**Instructions to follow**. In the entries below, identify every line with the string "развития" and copy it.

++++ Record list ++++

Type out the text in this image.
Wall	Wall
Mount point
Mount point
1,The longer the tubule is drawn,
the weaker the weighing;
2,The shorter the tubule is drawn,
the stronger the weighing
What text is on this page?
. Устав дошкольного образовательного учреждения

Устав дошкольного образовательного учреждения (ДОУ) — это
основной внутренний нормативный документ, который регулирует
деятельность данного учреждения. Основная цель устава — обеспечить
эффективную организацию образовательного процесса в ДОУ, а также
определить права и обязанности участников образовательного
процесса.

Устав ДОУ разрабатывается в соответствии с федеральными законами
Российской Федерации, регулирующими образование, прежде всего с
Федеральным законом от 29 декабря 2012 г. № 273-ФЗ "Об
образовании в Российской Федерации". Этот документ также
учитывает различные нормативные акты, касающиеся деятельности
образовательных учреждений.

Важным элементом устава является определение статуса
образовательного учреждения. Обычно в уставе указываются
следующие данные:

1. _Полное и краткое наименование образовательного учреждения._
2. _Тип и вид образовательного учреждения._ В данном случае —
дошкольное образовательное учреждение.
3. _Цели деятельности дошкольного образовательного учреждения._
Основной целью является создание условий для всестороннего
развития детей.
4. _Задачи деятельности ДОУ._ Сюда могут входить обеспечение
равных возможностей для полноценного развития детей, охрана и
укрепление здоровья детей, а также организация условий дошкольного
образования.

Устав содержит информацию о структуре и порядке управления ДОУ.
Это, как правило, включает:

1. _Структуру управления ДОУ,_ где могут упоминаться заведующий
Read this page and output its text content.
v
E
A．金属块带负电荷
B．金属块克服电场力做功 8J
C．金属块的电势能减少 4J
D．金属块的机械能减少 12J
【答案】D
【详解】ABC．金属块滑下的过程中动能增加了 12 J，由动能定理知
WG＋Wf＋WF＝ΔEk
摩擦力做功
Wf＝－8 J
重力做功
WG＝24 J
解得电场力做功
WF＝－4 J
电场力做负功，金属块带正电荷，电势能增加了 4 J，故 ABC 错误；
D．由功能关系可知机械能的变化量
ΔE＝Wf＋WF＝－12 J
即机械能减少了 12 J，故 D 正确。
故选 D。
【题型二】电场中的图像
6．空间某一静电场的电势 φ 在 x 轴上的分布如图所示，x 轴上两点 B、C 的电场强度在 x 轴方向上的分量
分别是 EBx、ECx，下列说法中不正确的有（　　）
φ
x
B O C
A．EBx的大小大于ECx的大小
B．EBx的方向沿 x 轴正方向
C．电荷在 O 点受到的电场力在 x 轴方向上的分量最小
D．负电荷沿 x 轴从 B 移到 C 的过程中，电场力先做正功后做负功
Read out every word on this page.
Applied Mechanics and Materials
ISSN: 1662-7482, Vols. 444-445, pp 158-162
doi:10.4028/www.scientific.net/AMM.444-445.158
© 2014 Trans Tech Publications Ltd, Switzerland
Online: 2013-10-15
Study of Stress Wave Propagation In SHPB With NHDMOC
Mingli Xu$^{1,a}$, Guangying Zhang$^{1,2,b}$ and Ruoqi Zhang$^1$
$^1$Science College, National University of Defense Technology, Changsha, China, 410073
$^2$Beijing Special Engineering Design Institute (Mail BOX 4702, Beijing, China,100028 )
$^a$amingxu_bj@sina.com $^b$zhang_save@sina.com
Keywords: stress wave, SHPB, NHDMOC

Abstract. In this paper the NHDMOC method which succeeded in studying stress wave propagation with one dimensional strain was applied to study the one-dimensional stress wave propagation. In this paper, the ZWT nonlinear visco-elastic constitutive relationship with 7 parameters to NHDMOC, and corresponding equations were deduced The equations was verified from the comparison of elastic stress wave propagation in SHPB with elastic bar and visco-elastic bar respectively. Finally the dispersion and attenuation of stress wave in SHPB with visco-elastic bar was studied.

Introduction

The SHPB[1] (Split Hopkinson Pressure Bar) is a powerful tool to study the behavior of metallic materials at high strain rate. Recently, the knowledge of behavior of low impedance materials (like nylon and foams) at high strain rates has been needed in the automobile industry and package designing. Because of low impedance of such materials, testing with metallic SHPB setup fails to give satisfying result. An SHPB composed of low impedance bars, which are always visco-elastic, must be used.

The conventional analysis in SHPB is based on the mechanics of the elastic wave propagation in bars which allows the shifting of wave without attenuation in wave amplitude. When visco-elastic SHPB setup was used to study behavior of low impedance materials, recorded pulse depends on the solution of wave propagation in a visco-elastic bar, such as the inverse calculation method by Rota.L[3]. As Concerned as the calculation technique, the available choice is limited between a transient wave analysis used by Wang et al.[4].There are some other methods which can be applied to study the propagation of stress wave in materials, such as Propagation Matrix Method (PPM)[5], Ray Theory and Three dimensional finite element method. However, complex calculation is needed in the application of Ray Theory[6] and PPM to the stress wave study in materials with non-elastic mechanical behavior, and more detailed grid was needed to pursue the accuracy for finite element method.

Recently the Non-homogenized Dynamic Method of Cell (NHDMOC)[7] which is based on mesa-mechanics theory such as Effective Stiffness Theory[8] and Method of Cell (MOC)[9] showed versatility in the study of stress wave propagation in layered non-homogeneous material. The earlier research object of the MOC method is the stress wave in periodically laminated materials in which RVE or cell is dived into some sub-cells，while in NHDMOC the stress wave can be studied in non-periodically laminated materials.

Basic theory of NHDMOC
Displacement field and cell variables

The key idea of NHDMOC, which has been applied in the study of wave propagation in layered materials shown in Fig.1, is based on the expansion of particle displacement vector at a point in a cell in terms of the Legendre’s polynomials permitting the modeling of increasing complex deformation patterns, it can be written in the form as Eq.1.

++++

**Answer to the task**.
развития детей.
равных возможностей для полноценного развития детей, охрана и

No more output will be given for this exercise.